What you will do: Go through the data below and copy it exactly, skipping every picture.

Figure record extracts
»»

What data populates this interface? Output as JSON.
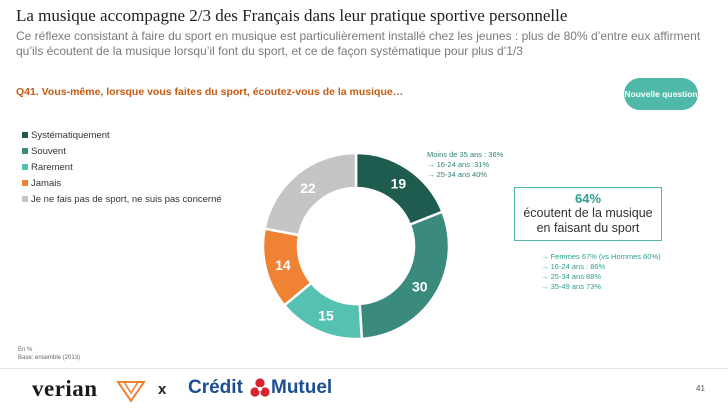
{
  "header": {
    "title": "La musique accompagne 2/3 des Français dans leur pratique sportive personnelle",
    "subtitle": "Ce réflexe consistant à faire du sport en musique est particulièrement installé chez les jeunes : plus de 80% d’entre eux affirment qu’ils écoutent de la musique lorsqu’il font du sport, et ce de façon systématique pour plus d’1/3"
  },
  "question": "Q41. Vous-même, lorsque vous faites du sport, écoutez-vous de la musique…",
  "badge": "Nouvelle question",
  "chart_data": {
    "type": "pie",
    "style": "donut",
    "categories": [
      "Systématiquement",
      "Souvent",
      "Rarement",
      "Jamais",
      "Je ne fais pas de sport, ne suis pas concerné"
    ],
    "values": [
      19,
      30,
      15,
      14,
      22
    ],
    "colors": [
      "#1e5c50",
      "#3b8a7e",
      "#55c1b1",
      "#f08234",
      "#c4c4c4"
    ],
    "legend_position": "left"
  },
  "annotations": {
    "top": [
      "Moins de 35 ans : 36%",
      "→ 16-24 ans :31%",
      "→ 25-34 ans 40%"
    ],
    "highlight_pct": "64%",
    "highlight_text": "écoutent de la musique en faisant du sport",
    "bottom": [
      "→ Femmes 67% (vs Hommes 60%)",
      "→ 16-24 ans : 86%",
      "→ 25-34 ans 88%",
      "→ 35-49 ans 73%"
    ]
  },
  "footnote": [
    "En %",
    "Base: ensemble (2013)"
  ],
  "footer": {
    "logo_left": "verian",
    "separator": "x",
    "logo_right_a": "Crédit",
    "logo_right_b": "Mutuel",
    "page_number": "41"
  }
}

««

Exercise output:
What data populates this interface? Output as JSON.
{
  "header": {
    "title": "La musique accompagne 2/3 des Français dans leur pratique sportive personnelle",
    "subtitle": "Ce réflexe consistant à faire du sport en musique est particulièrement installé chez les jeunes : plus de 80% d’entre eux affirment qu’ils écoutent de la musique lorsqu’il font du sport, et ce de façon systématique pour plus d’1/3"
  },
  "question": "Q41. Vous-même, lorsque vous faites du sport, écoutez-vous de la musique…",
  "badge": "Nouvelle question",
  "chart_data": {
    "type": "pie",
    "style": "donut",
    "categories": [
      "Systématiquement",
      "Souvent",
      "Rarement",
      "Jamais",
      "Je ne fais pas de sport, ne suis pas concerné"
    ],
    "values": [
      19,
      30,
      15,
      14,
      22
    ],
    "colors": [
      "#1e5c50",
      "#3b8a7e",
      "#55c1b1",
      "#f08234",
      "#c4c4c4"
    ],
    "legend_position": "left"
  },
  "annotations": {
    "top": [
      "Moins de 35 ans : 36%",
      "→ 16-24 ans :31%",
      "→ 25-34 ans 40%"
    ],
    "highlight_pct": "64%",
    "highlight_text": "écoutent de la musique en faisant du sport",
    "bottom": [
      "→ Femmes 67% (vs Hommes 60%)",
      "→ 16-24 ans : 86%",
      "→ 25-34 ans 88%",
      "→ 35-49 ans 73%"
    ]
  },
  "footnote": [
    "En %",
    "Base: ensemble (2013)"
  ],
  "footer": {
    "logo_left": "verian",
    "separator": "x",
    "logo_right_a": "Crédit",
    "logo_right_b": "Mutuel",
    "page_number": "41"
  }
}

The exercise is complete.